● **Task details**: Give back only the lines from the one with "Type out the text in this image." through the last line of the data, exactly as they appear.

● **Supplied records**:
·····

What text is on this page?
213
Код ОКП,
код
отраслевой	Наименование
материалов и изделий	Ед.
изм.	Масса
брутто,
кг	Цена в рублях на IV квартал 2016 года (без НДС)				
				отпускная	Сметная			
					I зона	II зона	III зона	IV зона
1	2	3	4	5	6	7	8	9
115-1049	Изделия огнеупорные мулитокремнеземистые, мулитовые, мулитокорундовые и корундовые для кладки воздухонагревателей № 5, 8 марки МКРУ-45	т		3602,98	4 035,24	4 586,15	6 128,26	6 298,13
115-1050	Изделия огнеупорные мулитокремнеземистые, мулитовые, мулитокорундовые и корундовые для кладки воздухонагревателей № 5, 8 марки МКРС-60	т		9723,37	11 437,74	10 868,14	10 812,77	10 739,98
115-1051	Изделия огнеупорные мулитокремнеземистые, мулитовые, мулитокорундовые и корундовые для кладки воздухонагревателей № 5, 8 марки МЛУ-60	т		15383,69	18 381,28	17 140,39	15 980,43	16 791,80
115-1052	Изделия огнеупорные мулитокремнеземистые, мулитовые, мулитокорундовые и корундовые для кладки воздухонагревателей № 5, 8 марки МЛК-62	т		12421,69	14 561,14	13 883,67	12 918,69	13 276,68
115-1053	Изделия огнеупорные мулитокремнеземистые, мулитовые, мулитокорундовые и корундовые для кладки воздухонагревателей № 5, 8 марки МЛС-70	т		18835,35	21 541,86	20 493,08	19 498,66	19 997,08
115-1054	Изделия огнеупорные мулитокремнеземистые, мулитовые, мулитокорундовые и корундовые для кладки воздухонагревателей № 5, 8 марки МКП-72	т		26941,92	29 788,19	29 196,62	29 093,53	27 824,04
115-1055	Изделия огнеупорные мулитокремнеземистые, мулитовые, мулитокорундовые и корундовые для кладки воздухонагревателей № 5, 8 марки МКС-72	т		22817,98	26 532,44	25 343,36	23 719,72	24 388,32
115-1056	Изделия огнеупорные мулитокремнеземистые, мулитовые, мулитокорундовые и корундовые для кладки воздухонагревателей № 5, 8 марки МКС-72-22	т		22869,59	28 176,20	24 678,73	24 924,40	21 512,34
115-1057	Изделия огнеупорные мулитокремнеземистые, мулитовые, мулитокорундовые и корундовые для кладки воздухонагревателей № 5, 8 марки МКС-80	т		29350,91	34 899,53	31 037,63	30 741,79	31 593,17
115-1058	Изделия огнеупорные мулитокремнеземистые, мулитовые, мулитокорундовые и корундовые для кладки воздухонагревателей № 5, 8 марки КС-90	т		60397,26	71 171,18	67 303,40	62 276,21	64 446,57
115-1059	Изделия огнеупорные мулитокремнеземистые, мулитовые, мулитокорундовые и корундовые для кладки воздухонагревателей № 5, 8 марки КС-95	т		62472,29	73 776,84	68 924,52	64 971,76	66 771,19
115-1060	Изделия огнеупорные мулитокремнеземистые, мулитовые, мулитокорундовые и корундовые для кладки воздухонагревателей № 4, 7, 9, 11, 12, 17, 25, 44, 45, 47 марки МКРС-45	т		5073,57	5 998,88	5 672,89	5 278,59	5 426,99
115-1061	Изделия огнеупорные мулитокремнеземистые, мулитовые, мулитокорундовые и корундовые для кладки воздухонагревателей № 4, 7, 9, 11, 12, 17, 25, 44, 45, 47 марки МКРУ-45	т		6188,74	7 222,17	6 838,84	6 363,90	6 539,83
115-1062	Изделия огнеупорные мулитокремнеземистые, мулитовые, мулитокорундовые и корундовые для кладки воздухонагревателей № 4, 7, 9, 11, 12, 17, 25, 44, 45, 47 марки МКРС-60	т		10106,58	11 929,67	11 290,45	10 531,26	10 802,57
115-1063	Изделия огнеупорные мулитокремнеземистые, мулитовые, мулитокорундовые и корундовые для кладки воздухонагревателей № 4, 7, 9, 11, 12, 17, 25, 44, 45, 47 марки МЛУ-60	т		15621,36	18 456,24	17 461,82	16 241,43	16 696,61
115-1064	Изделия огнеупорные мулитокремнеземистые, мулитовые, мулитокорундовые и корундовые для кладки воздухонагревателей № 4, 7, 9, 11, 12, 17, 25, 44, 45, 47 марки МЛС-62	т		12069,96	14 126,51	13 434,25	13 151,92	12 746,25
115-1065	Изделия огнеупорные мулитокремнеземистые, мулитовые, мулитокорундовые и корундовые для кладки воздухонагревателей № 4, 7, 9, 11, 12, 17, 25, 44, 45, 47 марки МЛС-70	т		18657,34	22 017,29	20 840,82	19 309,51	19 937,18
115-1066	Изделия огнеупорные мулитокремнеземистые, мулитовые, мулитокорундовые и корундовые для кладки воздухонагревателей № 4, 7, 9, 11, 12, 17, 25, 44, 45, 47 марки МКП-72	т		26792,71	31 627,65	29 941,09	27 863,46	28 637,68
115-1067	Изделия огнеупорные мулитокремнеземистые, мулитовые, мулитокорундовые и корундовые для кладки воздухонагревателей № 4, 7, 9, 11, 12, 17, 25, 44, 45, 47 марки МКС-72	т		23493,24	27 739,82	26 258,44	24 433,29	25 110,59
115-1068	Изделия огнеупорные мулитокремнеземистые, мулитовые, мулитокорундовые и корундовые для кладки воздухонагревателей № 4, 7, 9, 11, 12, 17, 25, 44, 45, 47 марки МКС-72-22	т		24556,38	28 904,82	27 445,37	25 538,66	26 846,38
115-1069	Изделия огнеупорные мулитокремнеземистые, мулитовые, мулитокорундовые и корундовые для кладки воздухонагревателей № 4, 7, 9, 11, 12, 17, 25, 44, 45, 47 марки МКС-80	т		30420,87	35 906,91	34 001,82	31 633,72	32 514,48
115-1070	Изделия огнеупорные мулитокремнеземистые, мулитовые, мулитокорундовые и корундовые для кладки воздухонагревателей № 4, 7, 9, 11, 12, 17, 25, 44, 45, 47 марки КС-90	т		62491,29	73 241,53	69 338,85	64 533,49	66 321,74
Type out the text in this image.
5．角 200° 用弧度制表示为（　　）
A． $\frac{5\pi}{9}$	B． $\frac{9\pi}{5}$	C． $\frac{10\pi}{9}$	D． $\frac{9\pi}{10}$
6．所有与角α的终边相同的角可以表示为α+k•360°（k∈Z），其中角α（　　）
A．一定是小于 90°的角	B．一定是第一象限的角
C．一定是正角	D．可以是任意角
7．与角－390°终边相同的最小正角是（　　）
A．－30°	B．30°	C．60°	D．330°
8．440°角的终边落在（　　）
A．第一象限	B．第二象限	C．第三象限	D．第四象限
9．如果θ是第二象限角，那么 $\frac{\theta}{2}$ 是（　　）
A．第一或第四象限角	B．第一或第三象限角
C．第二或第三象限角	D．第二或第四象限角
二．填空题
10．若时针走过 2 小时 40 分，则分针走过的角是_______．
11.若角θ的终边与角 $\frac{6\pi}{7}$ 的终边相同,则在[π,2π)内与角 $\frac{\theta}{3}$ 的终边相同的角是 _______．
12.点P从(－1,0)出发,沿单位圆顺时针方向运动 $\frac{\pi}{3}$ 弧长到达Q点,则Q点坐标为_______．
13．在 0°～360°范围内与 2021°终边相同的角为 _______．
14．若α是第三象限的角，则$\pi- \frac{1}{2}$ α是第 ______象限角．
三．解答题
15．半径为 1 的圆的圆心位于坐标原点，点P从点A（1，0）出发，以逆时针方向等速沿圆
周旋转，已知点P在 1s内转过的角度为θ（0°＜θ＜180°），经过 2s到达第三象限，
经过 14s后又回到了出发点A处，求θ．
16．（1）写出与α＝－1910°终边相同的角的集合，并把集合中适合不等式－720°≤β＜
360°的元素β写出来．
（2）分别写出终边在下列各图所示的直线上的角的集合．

·····

● **Answer to the task**:
Type out the text in this image.
5．角 200° 用弧度制表示为（　　）
A． $\frac{5\pi}{9}$	B． $\frac{9\pi}{5}$	C． $\frac{10\pi}{9}$	D． $\frac{9\pi}{10}$
6．所有与角α的终边相同的角可以表示为α+k•360°（k∈Z），其中角α（　　）
A．一定是小于 90°的角	B．一定是第一象限的角
C．一定是正角	D．可以是任意角
7．与角－390°终边相同的最小正角是（　　）
A．－30°	B．30°	C．60°	D．330°
8．440°角的终边落在（　　）
A．第一象限	B．第二象限	C．第三象限	D．第四象限
9．如果θ是第二象限角，那么 $\frac{\theta}{2}$ 是（　　）
A．第一或第四象限角	B．第一或第三象限角
C．第二或第三象限角	D．第二或第四象限角
二．填空题
10．若时针走过 2 小时 40 分，则分针走过的角是_______．
11.若角θ的终边与角 $\frac{6\pi}{7}$ 的终边相同,则在[π,2π)内与角 $\frac{\theta}{3}$ 的终边相同的角是 _______．
12.点P从(－1,0)出发,沿单位圆顺时针方向运动 $\frac{\pi}{3}$ 弧长到达Q点,则Q点坐标为_______．
13．在 0°～360°范围内与 2021°终边相同的角为 _______．
14．若α是第三象限的角，则$\pi- \frac{1}{2}$ α是第 ______象限角．
三．解答题
15．半径为 1 的圆的圆心位于坐标原点，点P从点A（1，0）出发，以逆时针方向等速沿圆
周旋转，已知点P在 1s内转过的角度为θ（0°＜θ＜180°），经过 2s到达第三象限，
经过 14s后又回到了出发点A处，求θ．
16．（1）写出与α＝－1910°终边相同的角的集合，并把集合中适合不等式－720°≤β＜
360°的元素β写出来．
（2）分别写出终边在下列各图所示的直线上的角的集合．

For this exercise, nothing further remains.